AIM: Each line containing the word "представления" needs to be copied.

MATERIAL FOR THIS EXERCISE:
____

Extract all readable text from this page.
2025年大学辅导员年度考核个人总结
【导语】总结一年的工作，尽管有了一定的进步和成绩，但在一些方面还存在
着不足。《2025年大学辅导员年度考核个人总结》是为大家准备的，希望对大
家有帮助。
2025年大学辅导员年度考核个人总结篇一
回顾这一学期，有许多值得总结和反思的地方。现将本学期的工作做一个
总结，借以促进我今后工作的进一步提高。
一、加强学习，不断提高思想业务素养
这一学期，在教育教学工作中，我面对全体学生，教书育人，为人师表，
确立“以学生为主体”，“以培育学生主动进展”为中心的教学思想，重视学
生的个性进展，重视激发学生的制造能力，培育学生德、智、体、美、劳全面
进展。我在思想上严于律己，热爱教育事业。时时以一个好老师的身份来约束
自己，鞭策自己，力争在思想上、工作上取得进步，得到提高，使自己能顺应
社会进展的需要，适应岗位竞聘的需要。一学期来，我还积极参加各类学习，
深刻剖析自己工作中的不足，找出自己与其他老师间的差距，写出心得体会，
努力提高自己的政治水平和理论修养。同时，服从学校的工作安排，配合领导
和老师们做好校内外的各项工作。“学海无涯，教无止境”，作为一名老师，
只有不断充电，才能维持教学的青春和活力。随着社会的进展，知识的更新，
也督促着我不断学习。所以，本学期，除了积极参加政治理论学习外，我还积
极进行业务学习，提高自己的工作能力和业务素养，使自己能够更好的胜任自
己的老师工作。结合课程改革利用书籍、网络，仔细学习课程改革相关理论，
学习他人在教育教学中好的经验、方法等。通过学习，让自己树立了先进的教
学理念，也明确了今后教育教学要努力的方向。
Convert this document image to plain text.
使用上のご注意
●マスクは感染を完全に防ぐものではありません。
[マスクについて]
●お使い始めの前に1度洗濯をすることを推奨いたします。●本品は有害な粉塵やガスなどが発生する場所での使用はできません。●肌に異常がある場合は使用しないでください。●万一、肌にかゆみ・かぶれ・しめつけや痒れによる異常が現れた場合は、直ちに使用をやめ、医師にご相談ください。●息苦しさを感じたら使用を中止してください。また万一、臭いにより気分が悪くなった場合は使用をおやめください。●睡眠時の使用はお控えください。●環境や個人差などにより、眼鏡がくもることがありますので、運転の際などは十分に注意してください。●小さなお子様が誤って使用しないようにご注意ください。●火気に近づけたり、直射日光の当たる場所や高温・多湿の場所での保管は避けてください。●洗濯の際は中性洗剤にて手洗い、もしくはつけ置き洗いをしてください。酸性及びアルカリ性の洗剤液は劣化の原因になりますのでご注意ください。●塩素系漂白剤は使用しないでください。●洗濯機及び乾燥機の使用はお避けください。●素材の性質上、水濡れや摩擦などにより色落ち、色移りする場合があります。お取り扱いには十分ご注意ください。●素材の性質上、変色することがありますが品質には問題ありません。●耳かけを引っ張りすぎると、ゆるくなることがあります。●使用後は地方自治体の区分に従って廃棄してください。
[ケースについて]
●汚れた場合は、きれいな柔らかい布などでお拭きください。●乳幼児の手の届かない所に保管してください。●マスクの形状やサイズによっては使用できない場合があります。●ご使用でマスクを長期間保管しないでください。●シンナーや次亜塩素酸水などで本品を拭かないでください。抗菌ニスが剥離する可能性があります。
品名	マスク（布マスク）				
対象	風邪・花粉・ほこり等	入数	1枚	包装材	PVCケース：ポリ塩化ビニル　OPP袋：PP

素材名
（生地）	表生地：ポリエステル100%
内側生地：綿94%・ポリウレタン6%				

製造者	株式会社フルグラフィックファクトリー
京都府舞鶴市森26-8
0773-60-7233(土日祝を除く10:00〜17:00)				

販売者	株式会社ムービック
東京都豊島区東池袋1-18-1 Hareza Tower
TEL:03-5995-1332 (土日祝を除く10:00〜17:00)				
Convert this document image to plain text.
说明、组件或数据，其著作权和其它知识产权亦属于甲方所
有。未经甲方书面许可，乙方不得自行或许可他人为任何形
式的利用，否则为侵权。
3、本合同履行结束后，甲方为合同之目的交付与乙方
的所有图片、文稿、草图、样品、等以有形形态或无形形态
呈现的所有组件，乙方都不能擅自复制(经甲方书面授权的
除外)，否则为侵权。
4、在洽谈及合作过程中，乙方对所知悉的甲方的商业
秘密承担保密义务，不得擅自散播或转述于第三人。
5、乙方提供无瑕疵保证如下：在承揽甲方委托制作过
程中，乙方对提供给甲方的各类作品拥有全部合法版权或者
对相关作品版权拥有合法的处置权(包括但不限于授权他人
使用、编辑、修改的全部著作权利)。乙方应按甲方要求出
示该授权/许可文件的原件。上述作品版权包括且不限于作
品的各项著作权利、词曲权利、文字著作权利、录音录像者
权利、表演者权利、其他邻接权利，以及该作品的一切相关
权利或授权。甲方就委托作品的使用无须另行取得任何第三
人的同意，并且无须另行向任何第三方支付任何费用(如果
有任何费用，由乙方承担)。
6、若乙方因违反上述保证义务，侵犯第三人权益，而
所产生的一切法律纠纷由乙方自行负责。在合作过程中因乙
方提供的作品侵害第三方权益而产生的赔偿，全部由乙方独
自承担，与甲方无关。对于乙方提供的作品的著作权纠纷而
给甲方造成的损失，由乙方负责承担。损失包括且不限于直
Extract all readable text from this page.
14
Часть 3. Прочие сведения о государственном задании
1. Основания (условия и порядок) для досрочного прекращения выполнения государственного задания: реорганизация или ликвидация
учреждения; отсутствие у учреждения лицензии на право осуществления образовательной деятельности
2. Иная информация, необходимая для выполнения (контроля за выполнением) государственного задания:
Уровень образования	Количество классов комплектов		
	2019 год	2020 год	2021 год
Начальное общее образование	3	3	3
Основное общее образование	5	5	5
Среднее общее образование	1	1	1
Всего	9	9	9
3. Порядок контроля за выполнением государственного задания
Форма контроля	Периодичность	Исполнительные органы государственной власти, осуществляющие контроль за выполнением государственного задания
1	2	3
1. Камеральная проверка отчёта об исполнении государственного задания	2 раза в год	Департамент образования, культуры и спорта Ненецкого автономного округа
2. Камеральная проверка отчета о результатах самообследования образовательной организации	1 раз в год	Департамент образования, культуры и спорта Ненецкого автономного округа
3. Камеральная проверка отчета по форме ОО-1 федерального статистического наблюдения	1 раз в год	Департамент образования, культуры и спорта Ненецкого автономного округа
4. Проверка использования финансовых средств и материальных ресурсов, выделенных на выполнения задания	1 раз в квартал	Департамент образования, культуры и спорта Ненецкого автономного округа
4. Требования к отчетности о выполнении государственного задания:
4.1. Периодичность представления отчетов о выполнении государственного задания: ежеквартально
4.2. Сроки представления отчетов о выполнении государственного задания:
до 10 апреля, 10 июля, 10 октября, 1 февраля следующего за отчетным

____

SOLUTION BELOW:
4.1. Периодичность представления отчетов о выполнении государственного задания: ежеквартально
4.2. Сроки представления отчетов о выполнении государственного задания:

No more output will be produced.